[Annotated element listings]
┏━━

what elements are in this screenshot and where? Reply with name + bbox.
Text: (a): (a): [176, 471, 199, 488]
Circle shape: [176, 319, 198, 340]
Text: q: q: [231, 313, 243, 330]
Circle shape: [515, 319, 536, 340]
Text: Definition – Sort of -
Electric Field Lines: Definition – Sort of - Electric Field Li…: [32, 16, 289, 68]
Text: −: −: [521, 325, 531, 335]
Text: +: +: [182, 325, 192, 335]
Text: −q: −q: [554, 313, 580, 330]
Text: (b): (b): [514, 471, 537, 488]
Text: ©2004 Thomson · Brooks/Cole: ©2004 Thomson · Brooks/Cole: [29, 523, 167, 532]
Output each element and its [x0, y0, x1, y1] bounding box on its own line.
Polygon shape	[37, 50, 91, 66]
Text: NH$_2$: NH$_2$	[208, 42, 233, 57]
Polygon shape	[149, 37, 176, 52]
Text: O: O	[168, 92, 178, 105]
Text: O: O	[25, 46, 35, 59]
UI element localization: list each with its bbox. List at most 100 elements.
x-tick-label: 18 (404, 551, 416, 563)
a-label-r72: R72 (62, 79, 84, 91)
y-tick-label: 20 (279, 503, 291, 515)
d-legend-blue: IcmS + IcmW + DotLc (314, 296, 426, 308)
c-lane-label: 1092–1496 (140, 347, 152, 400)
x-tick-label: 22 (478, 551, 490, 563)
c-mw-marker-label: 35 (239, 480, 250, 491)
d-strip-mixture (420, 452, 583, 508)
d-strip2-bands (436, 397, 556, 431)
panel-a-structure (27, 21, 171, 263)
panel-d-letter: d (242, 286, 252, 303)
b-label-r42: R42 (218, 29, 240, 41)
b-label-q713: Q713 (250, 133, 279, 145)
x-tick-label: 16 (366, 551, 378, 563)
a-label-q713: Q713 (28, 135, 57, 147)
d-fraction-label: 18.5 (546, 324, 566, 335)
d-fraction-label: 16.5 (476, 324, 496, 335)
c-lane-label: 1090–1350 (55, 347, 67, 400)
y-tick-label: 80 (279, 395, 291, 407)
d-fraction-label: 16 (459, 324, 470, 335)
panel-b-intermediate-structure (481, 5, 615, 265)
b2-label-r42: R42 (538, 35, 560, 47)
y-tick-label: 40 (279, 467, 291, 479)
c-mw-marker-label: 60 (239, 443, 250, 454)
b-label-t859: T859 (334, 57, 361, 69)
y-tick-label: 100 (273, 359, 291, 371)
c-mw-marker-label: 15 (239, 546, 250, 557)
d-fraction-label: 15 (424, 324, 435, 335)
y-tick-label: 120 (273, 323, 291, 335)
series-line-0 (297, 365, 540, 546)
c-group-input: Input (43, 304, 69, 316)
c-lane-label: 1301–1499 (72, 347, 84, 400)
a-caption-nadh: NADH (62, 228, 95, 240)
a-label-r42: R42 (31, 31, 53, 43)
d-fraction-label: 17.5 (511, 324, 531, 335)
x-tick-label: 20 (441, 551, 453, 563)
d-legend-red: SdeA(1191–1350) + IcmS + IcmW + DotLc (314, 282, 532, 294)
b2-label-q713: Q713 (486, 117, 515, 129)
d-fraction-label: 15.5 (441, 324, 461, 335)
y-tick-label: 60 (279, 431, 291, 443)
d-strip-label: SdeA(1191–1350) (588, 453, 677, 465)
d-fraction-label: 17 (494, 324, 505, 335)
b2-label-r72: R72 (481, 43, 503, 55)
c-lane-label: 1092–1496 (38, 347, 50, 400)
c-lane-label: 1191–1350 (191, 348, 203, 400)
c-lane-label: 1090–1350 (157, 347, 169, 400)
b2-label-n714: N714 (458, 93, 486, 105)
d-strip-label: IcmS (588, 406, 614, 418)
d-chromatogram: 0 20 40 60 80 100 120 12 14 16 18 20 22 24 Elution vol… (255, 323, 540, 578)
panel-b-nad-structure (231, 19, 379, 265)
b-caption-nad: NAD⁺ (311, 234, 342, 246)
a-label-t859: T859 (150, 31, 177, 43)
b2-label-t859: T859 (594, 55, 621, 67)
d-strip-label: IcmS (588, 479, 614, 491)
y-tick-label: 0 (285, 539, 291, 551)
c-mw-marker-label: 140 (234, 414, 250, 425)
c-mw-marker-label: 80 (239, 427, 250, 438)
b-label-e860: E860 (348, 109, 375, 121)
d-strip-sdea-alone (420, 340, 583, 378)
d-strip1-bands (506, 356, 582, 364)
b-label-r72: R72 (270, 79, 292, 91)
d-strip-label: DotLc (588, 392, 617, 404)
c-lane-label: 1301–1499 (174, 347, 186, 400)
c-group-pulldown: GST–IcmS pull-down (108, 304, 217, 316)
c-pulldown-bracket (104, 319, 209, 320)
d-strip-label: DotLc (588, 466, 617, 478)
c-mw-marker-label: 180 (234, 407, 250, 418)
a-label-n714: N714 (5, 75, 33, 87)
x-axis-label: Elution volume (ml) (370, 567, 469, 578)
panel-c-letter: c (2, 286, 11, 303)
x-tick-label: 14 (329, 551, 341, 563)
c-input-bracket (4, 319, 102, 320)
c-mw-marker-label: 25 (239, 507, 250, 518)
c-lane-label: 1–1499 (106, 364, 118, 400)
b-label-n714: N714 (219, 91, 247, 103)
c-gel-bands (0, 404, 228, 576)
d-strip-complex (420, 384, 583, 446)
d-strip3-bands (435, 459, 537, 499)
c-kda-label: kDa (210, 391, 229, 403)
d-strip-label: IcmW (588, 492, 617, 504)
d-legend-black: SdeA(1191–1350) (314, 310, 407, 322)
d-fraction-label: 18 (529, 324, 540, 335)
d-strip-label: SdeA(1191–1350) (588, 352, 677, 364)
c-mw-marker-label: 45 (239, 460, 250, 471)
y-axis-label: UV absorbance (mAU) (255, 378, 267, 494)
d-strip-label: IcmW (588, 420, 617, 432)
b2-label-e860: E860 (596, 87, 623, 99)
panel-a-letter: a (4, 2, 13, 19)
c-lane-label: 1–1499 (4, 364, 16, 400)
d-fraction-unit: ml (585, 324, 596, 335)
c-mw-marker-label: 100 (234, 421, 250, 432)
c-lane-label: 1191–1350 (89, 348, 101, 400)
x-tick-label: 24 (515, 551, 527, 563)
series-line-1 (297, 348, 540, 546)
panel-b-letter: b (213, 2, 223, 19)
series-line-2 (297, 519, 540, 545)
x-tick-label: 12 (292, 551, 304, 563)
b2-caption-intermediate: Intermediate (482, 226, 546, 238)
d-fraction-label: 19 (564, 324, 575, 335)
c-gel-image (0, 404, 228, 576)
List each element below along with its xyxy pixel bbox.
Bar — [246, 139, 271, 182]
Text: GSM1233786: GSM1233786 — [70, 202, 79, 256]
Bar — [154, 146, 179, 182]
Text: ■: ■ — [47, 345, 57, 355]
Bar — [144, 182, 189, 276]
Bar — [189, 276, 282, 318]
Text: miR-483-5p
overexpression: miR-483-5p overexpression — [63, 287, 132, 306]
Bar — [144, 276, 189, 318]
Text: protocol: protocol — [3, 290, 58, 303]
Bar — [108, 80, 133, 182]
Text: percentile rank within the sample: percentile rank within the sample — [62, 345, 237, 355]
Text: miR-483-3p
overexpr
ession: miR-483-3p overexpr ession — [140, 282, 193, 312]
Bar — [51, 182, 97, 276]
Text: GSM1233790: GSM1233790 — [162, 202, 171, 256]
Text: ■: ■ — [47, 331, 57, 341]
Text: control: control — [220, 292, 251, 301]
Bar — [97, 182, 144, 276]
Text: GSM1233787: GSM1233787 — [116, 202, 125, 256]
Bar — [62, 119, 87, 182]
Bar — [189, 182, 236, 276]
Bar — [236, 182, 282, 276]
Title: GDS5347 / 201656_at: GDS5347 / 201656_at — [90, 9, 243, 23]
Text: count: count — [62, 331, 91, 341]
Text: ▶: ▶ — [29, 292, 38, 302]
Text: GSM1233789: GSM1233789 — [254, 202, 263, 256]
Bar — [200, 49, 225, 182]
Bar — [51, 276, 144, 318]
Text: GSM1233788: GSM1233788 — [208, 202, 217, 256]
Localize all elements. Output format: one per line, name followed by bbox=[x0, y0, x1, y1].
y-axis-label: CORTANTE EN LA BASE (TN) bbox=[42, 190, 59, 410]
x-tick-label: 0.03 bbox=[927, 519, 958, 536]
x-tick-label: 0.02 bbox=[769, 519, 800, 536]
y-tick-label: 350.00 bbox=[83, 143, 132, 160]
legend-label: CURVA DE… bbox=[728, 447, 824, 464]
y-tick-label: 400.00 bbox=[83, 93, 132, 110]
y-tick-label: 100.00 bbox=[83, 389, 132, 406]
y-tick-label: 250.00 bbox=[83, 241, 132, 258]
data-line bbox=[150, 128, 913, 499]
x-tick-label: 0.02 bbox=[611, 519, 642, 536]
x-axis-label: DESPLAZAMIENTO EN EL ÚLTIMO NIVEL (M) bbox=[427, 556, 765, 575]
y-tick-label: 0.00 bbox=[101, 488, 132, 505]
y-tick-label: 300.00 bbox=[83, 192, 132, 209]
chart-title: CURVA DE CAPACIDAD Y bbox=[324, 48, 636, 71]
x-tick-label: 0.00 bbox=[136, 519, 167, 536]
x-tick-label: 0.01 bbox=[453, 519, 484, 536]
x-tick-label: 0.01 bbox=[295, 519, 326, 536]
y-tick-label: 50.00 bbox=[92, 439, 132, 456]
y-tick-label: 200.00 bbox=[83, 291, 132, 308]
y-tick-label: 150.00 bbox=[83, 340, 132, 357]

┗━━

### DIRECTIONS
Write out the lines above, without any change, covering the stretch from the first line through the line that contains "y-tick-label: 20 (279, 503, 291, 515)", with both ends included.

### TASK SOLUTION
what elements are in this screenshot and where? Reply with name + bbox.
Text: (a): (a): [176, 471, 199, 488]
Circle shape: [176, 319, 198, 340]
Text: q: q: [231, 313, 243, 330]
Circle shape: [515, 319, 536, 340]
Text: Definition – Sort of -
Electric Field Lines: Definition – Sort of - Electric Field Li…: [32, 16, 289, 68]
Text: −: −: [521, 325, 531, 335]
Text: +: +: [182, 325, 192, 335]
Text: −q: −q: [554, 313, 580, 330]
Text: (b): (b): [514, 471, 537, 488]
Text: ©2004 Thomson · Brooks/Cole: ©2004 Thomson · Brooks/Cole: [29, 523, 167, 532]
Output each element and its [x0, y0, x1, y1] bounding box on its own line.
Polygon shape	[37, 50, 91, 66]
Text: NH$_2$: NH$_2$	[208, 42, 233, 57]
Polygon shape	[149, 37, 176, 52]
Text: O: O	[168, 92, 178, 105]
Text: O: O	[25, 46, 35, 59]
UI element localization: list each with its bbox. List at most 100 elements.
x-tick-label: 18 (404, 551, 416, 563)
a-label-r72: R72 (62, 79, 84, 91)
y-tick-label: 20 (279, 503, 291, 515)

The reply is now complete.